TASK DIRECTIONS =>
Copy the data exactly as it appears, and do not include any pictures.

LISTED ENTRIES =>
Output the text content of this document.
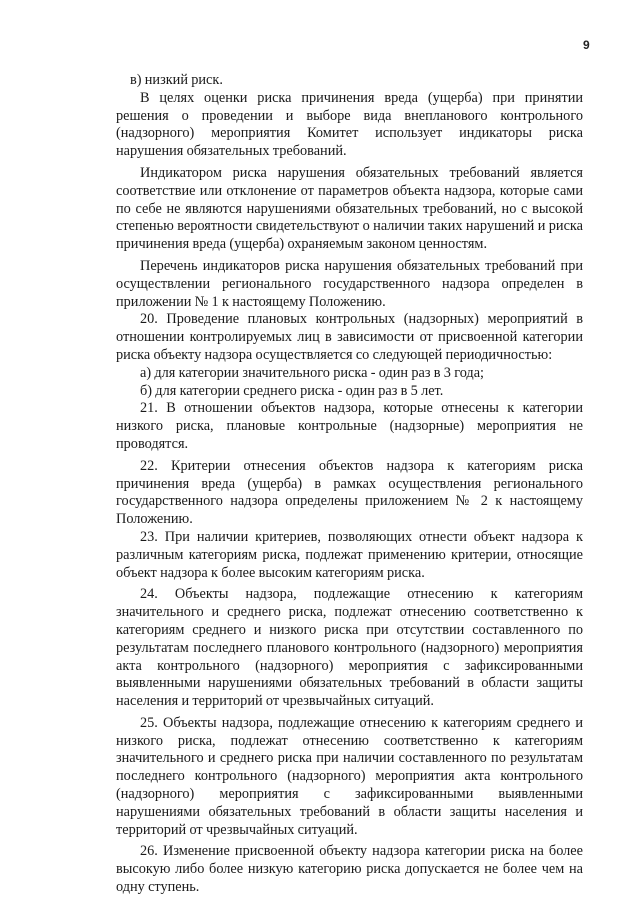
9

в) низкий риск.

В целях оценки риска причинения вреда (ущерба) при принятии решения о проведении и выборе вида внепланового контрольного (надзорного) мероприятия Комитет использует индикаторы риска нарушения обязательных требований.

Индикатором риска нарушения обязательных требований является соответствие или отклонение от параметров объекта надзора, которые сами по себе не являются нарушениями обязательных требований, но с высокой степенью вероятности свидетельствуют о наличии таких нарушений и риска причинения вреда (ущерба) охраняемым законом ценностям.

Перечень индикаторов риска нарушения обязательных требований при осуществлении регионального государственного надзора определен в приложении № 1 к настоящему Положению.

20. Проведение плановых контрольных (надзорных) мероприятий в отношении контролируемых лиц в зависимости от присвоенной категории риска объекту надзора осуществляется со следующей периодичностью:

а) для категории значительного риска - один раз в 3 года;

б) для категории среднего риска - один раз в 5 лет.

21. В отношении объектов надзора, которые отнесены к категории низкого риска, плановые контрольные (надзорные) мероприятия не проводятся.

22. Критерии отнесения объектов надзора к категориям риска причинения вреда (ущерба) в рамках осуществления регионального государственного надзора определены приложением № 2 к настоящему Положению.

23. При наличии критериев, позволяющих отнести объект надзора к различным категориям риска, подлежат применению критерии, относящие объект надзора к более высоким категориям риска.

24. Объекты надзора, подлежащие отнесению к категориям значительного и среднего риска, подлежат отнесению соответственно к категориям среднего и низкого риска при отсутствии составленного по результатам последнего планового контрольного (надзорного) мероприятия акта контрольного (надзорного) мероприятия с зафиксированными выявленными нарушениями обязательных требований в области защиты населения и территорий от чрезвычайных ситуаций.

25. Объекты надзора, подлежащие отнесению к категориям среднего и низкого риска, подлежат отнесению соответственно к категориям значительного и среднего риска при наличии составленного по результатам последнего контрольного (надзорного) мероприятия акта контрольного (надзорного) мероприятия с зафиксированными выявленными нарушениями обязательных требований в области защиты населения и территорий от чрезвычайных ситуаций.

26. Изменение присвоенной объекту надзора категории риска на более высокую либо более низкую категорию риска допускается не более чем на одну ступень.
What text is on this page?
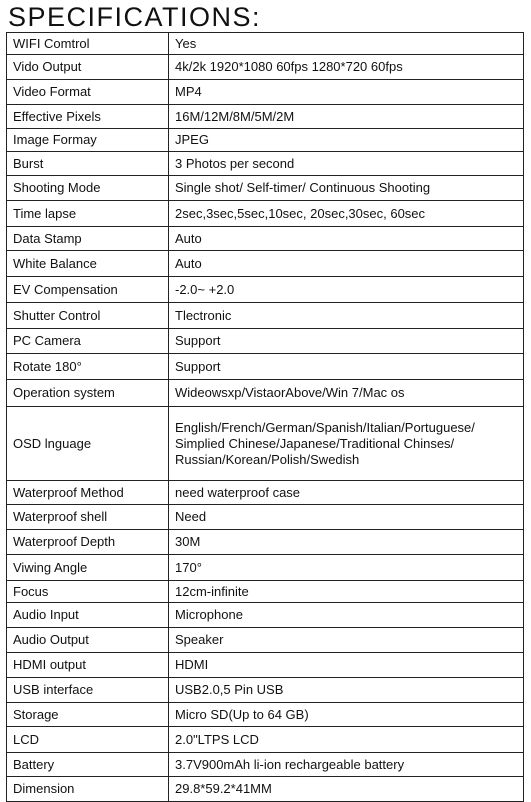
SPECIFICATIONS:
WIFI Comtrol	Yes
Vido Output	4k/2k 1920*1080 60fps 1280*720 60fps
Video Format	MP4
Effective Pixels	16M/12M/8M/5M/2M
Image Formay	JPEG
Burst	3 Photos per second
Shooting Mode	Single shot/ Self-timer/ Continuous Shooting
Time lapse	2sec,3sec,5sec,10sec, 20sec,30sec, 60sec
Data Stamp	Auto
White Balance	Auto
EV Compensation	-2.0~ +2.0
Shutter Control	Tlectronic
PC Camera	Support
Rotate 180°	Support
Operation system	Wideowsxp/VistaorAbove/Win 7/Mac os
OSD lnguage	English/French/German/Spanish/Italian/Portuguese/
Simplied Chinese/Japanese/Traditional Chinses/
Russian/Korean/Polish/Swedish

Waterproof Method	need waterproof case
Waterproof shell	Need
Waterproof Depth	30M
Viwing Angle	170°
Focus	12cm-infinite
Audio Input	Microphone
Audio Output	Speaker
HDMI output	HDMI
USB interface	USB2.0,5 Pin USB
Storage	Micro SD(Up to 64 GB)
LCD	2.0"LTPS LCD
Battery	3.7V900mAh li-ion rechargeable battery
Dimension	29.8*59.2*41MM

EXERCISE OUTPUT =>
Output the text content of this document.
9

в) низкий риск.

В целях оценки риска причинения вреда (ущерба) при принятии решения о проведении и выборе вида внепланового контрольного (надзорного) мероприятия Комитет использует индикаторы риска нарушения обязательных требований.

Индикатором риска нарушения обязательных требований является соответствие или отклонение от параметров объекта надзора, которые сами по себе не являются нарушениями обязательных требований, но с высокой степенью вероятности свидетельствуют о наличии таких нарушений и риска причинения вреда (ущерба) охраняемым законом ценностям.

Перечень индикаторов риска нарушения обязательных требований при осуществлении регионального государственного надзора определен в приложении № 1 к настоящему Положению.

20. Проведение плановых контрольных (надзорных) мероприятий в отношении контролируемых лиц в зависимости от присвоенной категории риска объекту надзора осуществляется со следующей периодичностью:

а) для категории значительного риска - один раз в 3 года;

б) для категории среднего риска - один раз в 5 лет.

21. В отношении объектов надзора, которые отнесены к категории низкого риска, плановые контрольные (надзорные) мероприятия не проводятся.

22. Критерии отнесения объектов надзора к категориям риска причинения вреда (ущерба) в рамках осуществления регионального государственного надзора определены приложением № 2 к настоящему Положению.

23. При наличии критериев, позволяющих отнести объект надзора к различным категориям риска, подлежат применению критерии, относящие объект надзора к более высоким категориям риска.

24. Объекты надзора, подлежащие отнесению к категориям значительного и среднего риска, подлежат отнесению соответственно к категориям среднего и низкого риска при отсутствии составленного по результатам последнего планового контрольного (надзорного) мероприятия акта контрольного (надзорного) мероприятия с зафиксированными выявленными нарушениями обязательных требований в области защиты населения и территорий от чрезвычайных ситуаций.

25. Объекты надзора, подлежащие отнесению к категориям среднего и низкого риска, подлежат отнесению соответственно к категориям значительного и среднего риска при наличии составленного по результатам последнего контрольного (надзорного) мероприятия акта контрольного (надзорного) мероприятия с зафиксированными выявленными нарушениями обязательных требований в области защиты населения и территорий от чрезвычайных ситуаций.

26. Изменение присвоенной объекту надзора категории риска на более высокую либо более низкую категорию риска допускается не более чем на одну ступень.
What text is on this page?
SPECIFICATIONS:
WIFI Comtrol	Yes
Vido Output	4k/2k 1920*1080 60fps 1280*720 60fps
Video Format	MP4
Effective Pixels	16M/12M/8M/5M/2M
Image Formay	JPEG
Burst	3 Photos per second
Shooting Mode	Single shot/ Self-timer/ Continuous Shooting
Time lapse	2sec,3sec,5sec,10sec, 20sec,30sec, 60sec
Data Stamp	Auto
White Balance	Auto
EV Compensation	-2.0~ +2.0
Shutter Control	Tlectronic
PC Camera	Support
Rotate 180°	Support
Operation system	Wideowsxp/VistaorAbove/Win 7/Mac os
OSD lnguage	English/French/German/Spanish/Italian/Portuguese/
Simplied Chinese/Japanese/Traditional Chinses/
Russian/Korean/Polish/Swedish

Waterproof Method	need waterproof case
Waterproof shell	Need
Waterproof Depth	30M
Viwing Angle	170°
Focus	12cm-infinite
Audio Input	Microphone
Audio Output	Speaker
HDMI output	HDMI
USB interface	USB2.0,5 Pin USB
Storage	Micro SD(Up to 64 GB)
LCD	2.0"LTPS LCD
Battery	3.7V900mAh li-ion rechargeable battery
Dimension	29.8*59.2*41MM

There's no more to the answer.